── SUPPLIED DATA

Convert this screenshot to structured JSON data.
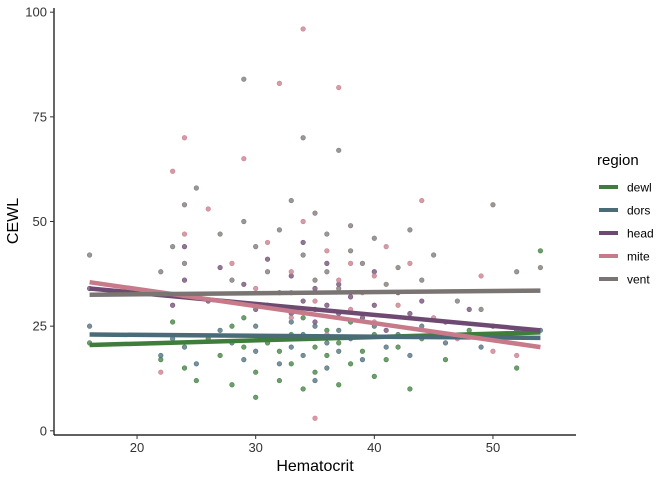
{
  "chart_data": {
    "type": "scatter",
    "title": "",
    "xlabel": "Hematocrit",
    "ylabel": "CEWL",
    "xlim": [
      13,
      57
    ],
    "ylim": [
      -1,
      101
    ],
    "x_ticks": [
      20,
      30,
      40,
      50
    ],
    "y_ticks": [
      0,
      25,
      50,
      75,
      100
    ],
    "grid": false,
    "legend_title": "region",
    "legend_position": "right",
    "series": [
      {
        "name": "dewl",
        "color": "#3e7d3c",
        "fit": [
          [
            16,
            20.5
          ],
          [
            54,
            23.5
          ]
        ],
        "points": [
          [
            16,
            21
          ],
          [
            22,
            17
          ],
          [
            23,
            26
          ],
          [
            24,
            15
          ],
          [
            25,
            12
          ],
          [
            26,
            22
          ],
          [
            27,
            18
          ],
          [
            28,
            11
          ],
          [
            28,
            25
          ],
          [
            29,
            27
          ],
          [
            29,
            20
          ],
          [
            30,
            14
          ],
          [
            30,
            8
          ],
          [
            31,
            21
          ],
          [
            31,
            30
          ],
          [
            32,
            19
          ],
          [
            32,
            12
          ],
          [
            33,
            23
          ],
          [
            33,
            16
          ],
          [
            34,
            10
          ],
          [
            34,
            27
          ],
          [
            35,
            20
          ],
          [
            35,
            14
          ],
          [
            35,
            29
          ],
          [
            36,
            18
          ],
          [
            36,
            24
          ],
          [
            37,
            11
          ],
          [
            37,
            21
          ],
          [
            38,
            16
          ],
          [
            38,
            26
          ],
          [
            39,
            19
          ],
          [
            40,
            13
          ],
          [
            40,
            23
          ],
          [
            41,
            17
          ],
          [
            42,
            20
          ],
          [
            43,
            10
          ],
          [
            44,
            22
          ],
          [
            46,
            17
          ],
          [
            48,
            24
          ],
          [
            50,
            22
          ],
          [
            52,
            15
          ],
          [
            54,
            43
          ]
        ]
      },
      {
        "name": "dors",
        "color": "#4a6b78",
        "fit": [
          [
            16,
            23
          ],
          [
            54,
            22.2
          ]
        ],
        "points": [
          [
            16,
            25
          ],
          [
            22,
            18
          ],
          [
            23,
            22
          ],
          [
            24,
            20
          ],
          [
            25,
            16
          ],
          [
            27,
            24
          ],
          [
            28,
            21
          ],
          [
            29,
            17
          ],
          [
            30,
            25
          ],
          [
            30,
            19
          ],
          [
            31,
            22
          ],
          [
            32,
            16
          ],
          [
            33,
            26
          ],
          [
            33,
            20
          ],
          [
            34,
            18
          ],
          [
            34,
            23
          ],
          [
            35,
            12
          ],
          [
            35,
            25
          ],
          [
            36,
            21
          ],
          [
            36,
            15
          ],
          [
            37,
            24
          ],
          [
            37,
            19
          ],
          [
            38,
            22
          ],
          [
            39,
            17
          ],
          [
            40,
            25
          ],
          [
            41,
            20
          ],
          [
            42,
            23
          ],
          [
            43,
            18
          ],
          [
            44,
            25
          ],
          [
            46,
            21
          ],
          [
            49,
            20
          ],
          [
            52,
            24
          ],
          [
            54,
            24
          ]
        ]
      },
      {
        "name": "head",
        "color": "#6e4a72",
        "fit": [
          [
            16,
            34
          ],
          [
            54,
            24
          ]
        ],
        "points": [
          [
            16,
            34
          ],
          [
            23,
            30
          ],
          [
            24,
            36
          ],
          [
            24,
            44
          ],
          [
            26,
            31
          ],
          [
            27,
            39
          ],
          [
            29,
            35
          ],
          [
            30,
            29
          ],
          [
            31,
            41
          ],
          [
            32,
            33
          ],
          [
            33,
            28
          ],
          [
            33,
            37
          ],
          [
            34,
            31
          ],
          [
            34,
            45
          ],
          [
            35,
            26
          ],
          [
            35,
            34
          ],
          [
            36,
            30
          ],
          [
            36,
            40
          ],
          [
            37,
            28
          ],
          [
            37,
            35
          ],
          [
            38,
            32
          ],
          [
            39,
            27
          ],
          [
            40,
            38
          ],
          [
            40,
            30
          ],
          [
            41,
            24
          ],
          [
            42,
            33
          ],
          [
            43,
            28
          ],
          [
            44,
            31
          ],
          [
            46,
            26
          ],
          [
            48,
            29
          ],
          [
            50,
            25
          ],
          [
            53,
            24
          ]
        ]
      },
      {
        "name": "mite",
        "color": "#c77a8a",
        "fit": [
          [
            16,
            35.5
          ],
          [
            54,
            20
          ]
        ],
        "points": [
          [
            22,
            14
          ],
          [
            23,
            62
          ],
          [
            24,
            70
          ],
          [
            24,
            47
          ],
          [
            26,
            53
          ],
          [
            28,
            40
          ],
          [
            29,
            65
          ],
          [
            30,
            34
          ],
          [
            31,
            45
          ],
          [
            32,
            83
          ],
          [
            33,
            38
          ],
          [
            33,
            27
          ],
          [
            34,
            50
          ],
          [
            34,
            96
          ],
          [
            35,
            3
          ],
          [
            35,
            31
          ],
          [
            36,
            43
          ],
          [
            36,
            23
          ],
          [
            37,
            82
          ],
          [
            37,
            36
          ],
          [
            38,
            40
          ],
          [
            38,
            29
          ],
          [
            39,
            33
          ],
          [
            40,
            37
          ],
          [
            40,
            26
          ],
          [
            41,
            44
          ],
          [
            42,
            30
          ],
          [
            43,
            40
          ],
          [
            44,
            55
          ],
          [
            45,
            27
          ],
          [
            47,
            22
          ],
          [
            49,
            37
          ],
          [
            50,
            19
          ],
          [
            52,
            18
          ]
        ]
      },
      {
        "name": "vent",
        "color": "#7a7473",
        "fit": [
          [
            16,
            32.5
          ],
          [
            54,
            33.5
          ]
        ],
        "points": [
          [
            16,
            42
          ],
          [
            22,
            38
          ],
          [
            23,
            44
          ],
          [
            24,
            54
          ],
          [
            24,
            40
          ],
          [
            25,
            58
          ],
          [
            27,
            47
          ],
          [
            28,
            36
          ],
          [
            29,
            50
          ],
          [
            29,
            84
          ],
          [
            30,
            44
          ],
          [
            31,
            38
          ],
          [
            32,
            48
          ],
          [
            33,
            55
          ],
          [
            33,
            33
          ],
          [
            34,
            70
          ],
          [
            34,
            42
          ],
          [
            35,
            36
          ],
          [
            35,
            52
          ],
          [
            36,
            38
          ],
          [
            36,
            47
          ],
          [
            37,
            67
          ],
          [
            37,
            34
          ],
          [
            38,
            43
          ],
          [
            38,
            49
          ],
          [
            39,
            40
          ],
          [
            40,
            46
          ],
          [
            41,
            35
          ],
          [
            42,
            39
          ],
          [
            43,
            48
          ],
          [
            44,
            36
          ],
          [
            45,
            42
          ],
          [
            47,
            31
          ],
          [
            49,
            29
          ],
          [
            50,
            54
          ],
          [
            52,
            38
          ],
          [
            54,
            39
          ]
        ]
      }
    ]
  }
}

────

EXERCISE DIRECTIONS –
Make an exact copy of the listing above. Do not include the pictures.

RESPONSE FOR THIS EXERCISE –
Convert this screenshot to structured JSON data.
{
  "chart_data": {
    "type": "scatter",
    "title": "",
    "xlabel": "Hematocrit",
    "ylabel": "CEWL",
    "xlim": [
      13,
      57
    ],
    "ylim": [
      -1,
      101
    ],
    "x_ticks": [
      20,
      30,
      40,
      50
    ],
    "y_ticks": [
      0,
      25,
      50,
      75,
      100
    ],
    "grid": false,
    "legend_title": "region",
    "legend_position": "right",
    "series": [
      {
        "name": "dewl",
        "color": "#3e7d3c",
        "fit": [
          [
            16,
            20.5
          ],
          [
            54,
            23.5
          ]
        ],
        "points": [
          [
            16,
            21
          ],
          [
            22,
            17
          ],
          [
            23,
            26
          ],
          [
            24,
            15
          ],
          [
            25,
            12
          ],
          [
            26,
            22
          ],
          [
            27,
            18
          ],
          [
            28,
            11
          ],
          [
            28,
            25
          ],
          [
            29,
            27
          ],
          [
            29,
            20
          ],
          [
            30,
            14
          ],
          [
            30,
            8
          ],
          [
            31,
            21
          ],
          [
            31,
            30
          ],
          [
            32,
            19
          ],
          [
            32,
            12
          ],
          [
            33,
            23
          ],
          [
            33,
            16
          ],
          [
            34,
            10
          ],
          [
            34,
            27
          ],
          [
            35,
            20
          ],
          [
            35,
            14
          ],
          [
            35,
            29
          ],
          [
            36,
            18
          ],
          [
            36,
            24
          ],
          [
            37,
            11
          ],
          [
            37,
            21
          ],
          [
            38,
            16
          ],
          [
            38,
            26
          ],
          [
            39,
            19
          ],
          [
            40,
            13
          ],
          [
            40,
            23
          ],
          [
            41,
            17
          ],
          [
            42,
            20
          ],
          [
            43,
            10
          ],
          [
            44,
            22
          ],
          [
            46,
            17
          ],
          [
            48,
            24
          ],
          [
            50,
            22
          ],
          [
            52,
            15
          ],
          [
            54,
            43
          ]
        ]
      },
      {
        "name": "dors",
        "color": "#4a6b78",
        "fit": [
          [
            16,
            23
          ],
          [
            54,
            22.2
          ]
        ],
        "points": [
          [
            16,
            25
          ],
          [
            22,
            18
          ],
          [
            23,
            22
          ],
          [
            24,
            20
          ],
          [
            25,
            16
          ],
          [
            27,
            24
          ],
          [
            28,
            21
          ],
          [
            29,
            17
          ],
          [
            30,
            25
          ],
          [
            30,
            19
          ],
          [
            31,
            22
          ],
          [
            32,
            16
          ],
          [
            33,
            26
          ],
          [
            33,
            20
          ],
          [
            34,
            18
          ],
          [
            34,
            23
          ],
          [
            35,
            12
          ],
          [
            35,
            25
          ],
          [
            36,
            21
          ],
          [
            36,
            15
          ],
          [
            37,
            24
          ],
          [
            37,
            19
          ],
          [
            38,
            22
          ],
          [
            39,
            17
          ],
          [
            40,
            25
          ],
          [
            41,
            20
          ],
          [
            42,
            23
          ],
          [
            43,
            18
          ],
          [
            44,
            25
          ],
          [
            46,
            21
          ],
          [
            49,
            20
          ],
          [
            52,
            24
          ],
          [
            54,
            24
          ]
        ]
      },
      {
        "name": "head",
        "color": "#6e4a72",
        "fit": [
          [
            16,
            34
          ],
          [
            54,
            24
          ]
        ],
        "points": [
          [
            16,
            34
          ],
          [
            23,
            30
          ],
          [
            24,
            36
          ],
          [
            24,
            44
          ],
          [
            26,
            31
          ],
          [
            27,
            39
          ],
          [
            29,
            35
          ],
          [
            30,
            29
          ],
          [
            31,
            41
          ],
          [
            32,
            33
          ],
          [
            33,
            28
          ],
          [
            33,
            37
          ],
          [
            34,
            31
          ],
          [
            34,
            45
          ],
          [
            35,
            26
          ],
          [
            35,
            34
          ],
          [
            36,
            30
          ],
          [
            36,
            40
          ],
          [
            37,
            28
          ],
          [
            37,
            35
          ],
          [
            38,
            32
          ],
          [
            39,
            27
          ],
          [
            40,
            38
          ],
          [
            40,
            30
          ],
          [
            41,
            24
          ],
          [
            42,
            33
          ],
          [
            43,
            28
          ],
          [
            44,
            31
          ],
          [
            46,
            26
          ],
          [
            48,
            29
          ],
          [
            50,
            25
          ],
          [
            53,
            24
          ]
        ]
      },
      {
        "name": "mite",
        "color": "#c77a8a",
        "fit": [
          [
            16,
            35.5
          ],
          [
            54,
            20
          ]
        ],
        "points": [
          [
            22,
            14
          ],
          [
            23,
            62
          ],
          [
            24,
            70
          ],
          [
            24,
            47
          ],
          [
            26,
            53
          ],
          [
            28,
            40
          ],
          [
            29,
            65
          ],
          [
            30,
            34
          ],
          [
            31,
            45
          ],
          [
            32,
            83
          ],
          [
            33,
            38
          ],
          [
            33,
            27
          ],
          [
            34,
            50
          ],
          [
            34,
            96
          ],
          [
            35,
            3
          ],
          [
            35,
            31
          ],
          [
            36,
            43
          ],
          [
            36,
            23
          ],
          [
            37,
            82
          ],
          [
            37,
            36
          ],
          [
            38,
            40
          ],
          [
            38,
            29
          ],
          [
            39,
            33
          ],
          [
            40,
            37
          ],
          [
            40,
            26
          ],
          [
            41,
            44
          ],
          [
            42,
            30
          ],
          [
            43,
            40
          ],
          [
            44,
            55
          ],
          [
            45,
            27
          ],
          [
            47,
            22
          ],
          [
            49,
            37
          ],
          [
            50,
            19
          ],
          [
            52,
            18
          ]
        ]
      },
      {
        "name": "vent",
        "color": "#7a7473",
        "fit": [
          [
            16,
            32.5
          ],
          [
            54,
            33.5
          ]
        ],
        "points": [
          [
            16,
            42
          ],
          [
            22,
            38
          ],
          [
            23,
            44
          ],
          [
            24,
            54
          ],
          [
            24,
            40
          ],
          [
            25,
            58
          ],
          [
            27,
            47
          ],
          [
            28,
            36
          ],
          [
            29,
            50
          ],
          [
            29,
            84
          ],
          [
            30,
            44
          ],
          [
            31,
            38
          ],
          [
            32,
            48
          ],
          [
            33,
            55
          ],
          [
            33,
            33
          ],
          [
            34,
            70
          ],
          [
            34,
            42
          ],
          [
            35,
            36
          ],
          [
            35,
            52
          ],
          [
            36,
            38
          ],
          [
            36,
            47
          ],
          [
            37,
            67
          ],
          [
            37,
            34
          ],
          [
            38,
            43
          ],
          [
            38,
            49
          ],
          [
            39,
            40
          ],
          [
            40,
            46
          ],
          [
            41,
            35
          ],
          [
            42,
            39
          ],
          [
            43,
            48
          ],
          [
            44,
            36
          ],
          [
            45,
            42
          ],
          [
            47,
            31
          ],
          [
            49,
            29
          ],
          [
            50,
            54
          ],
          [
            52,
            38
          ],
          [
            54,
            39
          ]
        ]
      }
    ]
  }
}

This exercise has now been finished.